▶ [Direction] Go through the entries below and write each one out exactly.

____ Provided records

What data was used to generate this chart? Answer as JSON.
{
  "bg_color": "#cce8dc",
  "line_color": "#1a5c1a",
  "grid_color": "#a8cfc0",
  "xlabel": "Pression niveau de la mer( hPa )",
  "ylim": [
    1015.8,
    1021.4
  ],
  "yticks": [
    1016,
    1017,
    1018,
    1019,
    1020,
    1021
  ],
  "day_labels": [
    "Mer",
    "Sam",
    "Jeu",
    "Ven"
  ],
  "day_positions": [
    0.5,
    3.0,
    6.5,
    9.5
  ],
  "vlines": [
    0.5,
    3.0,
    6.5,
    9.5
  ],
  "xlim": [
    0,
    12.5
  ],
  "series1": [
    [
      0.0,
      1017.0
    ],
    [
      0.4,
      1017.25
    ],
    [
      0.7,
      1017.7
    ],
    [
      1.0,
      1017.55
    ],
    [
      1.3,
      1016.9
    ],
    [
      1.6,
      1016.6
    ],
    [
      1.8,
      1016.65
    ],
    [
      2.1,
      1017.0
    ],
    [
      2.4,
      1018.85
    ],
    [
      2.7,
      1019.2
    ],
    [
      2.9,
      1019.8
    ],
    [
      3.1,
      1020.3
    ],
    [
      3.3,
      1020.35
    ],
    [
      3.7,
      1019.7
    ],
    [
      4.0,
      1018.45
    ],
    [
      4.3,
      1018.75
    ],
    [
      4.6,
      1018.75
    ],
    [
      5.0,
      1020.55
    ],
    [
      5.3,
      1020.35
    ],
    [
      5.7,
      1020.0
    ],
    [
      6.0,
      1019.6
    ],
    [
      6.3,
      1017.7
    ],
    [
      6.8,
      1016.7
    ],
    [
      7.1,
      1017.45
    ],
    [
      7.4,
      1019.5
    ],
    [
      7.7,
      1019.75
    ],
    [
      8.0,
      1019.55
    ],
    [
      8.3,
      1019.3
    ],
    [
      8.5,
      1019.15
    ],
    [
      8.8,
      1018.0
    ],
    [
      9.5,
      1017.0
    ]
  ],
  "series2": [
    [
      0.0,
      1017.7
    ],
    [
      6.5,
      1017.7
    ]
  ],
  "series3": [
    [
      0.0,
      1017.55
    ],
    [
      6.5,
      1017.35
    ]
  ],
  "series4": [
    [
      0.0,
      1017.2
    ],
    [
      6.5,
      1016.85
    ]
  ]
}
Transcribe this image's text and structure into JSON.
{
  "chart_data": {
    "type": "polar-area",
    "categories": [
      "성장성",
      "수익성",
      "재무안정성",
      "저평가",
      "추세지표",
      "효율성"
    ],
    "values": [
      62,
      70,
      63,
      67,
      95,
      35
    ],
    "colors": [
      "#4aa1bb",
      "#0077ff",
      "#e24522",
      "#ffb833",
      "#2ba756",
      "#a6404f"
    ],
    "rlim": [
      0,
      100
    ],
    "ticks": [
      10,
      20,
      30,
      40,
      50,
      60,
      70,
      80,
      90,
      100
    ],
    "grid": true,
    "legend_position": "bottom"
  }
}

________

▶ [Task output]
What data was used to generate this chart? Answer as JSON.
{
  "bg_color": "#cce8dc",
  "line_color": "#1a5c1a",
  "grid_color": "#a8cfc0",
  "xlabel": "Pression niveau de la mer( hPa )",
  "ylim": [
    1015.8,
    1021.4
  ],
  "yticks": [
    1016,
    1017,
    1018,
    1019,
    1020,
    1021
  ],
  "day_labels": [
    "Mer",
    "Sam",
    "Jeu",
    "Ven"
  ],
  "day_positions": [
    0.5,
    3.0,
    6.5,
    9.5
  ],
  "vlines": [
    0.5,
    3.0,
    6.5,
    9.5
  ],
  "xlim": [
    0,
    12.5
  ],
  "series1": [
    [
      0.0,
      1017.0
    ],
    [
      0.4,
      1017.25
    ],
    [
      0.7,
      1017.7
    ],
    [
      1.0,
      1017.55
    ],
    [
      1.3,
      1016.9
    ],
    [
      1.6,
      1016.6
    ],
    [
      1.8,
      1016.65
    ],
    [
      2.1,
      1017.0
    ],
    [
      2.4,
      1018.85
    ],
    [
      2.7,
      1019.2
    ],
    [
      2.9,
      1019.8
    ],
    [
      3.1,
      1020.3
    ],
    [
      3.3,
      1020.35
    ],
    [
      3.7,
      1019.7
    ],
    [
      4.0,
      1018.45
    ],
    [
      4.3,
      1018.75
    ],
    [
      4.6,
      1018.75
    ],
    [
      5.0,
      1020.55
    ],
    [
      5.3,
      1020.35
    ],
    [
      5.7,
      1020.0
    ],
    [
      6.0,
      1019.6
    ],
    [
      6.3,
      1017.7
    ],
    [
      6.8,
      1016.7
    ],
    [
      7.1,
      1017.45
    ],
    [
      7.4,
      1019.5
    ],
    [
      7.7,
      1019.75
    ],
    [
      8.0,
      1019.55
    ],
    [
      8.3,
      1019.3
    ],
    [
      8.5,
      1019.15
    ],
    [
      8.8,
      1018.0
    ],
    [
      9.5,
      1017.0
    ]
  ],
  "series2": [
    [
      0.0,
      1017.7
    ],
    [
      6.5,
      1017.7
    ]
  ],
  "series3": [
    [
      0.0,
      1017.55
    ],
    [
      6.5,
      1017.35
    ]
  ],
  "series4": [
    [
      0.0,
      1017.2
    ],
    [
      6.5,
      1016.85
    ]
  ]
}
Transcribe this image's text and structure into JSON.
{
  "chart_data": {
    "type": "polar-area",
    "categories": [
      "성장성",
      "수익성",
      "재무안정성",
      "저평가",
      "추세지표",
      "효율성"
    ],
    "values": [
      62,
      70,
      63,
      67,
      95,
      35
    ],
    "colors": [
      "#4aa1bb",
      "#0077ff",
      "#e24522",
      "#ffb833",
      "#2ba756",
      "#a6404f"
    ],
    "rlim": [
      0,
      100
    ],
    "ticks": [
      10,
      20,
      30,
      40,
      50,
      60,
      70,
      80,
      90,
      100
    ],
    "grid": true,
    "legend_position": "bottom"
  }
}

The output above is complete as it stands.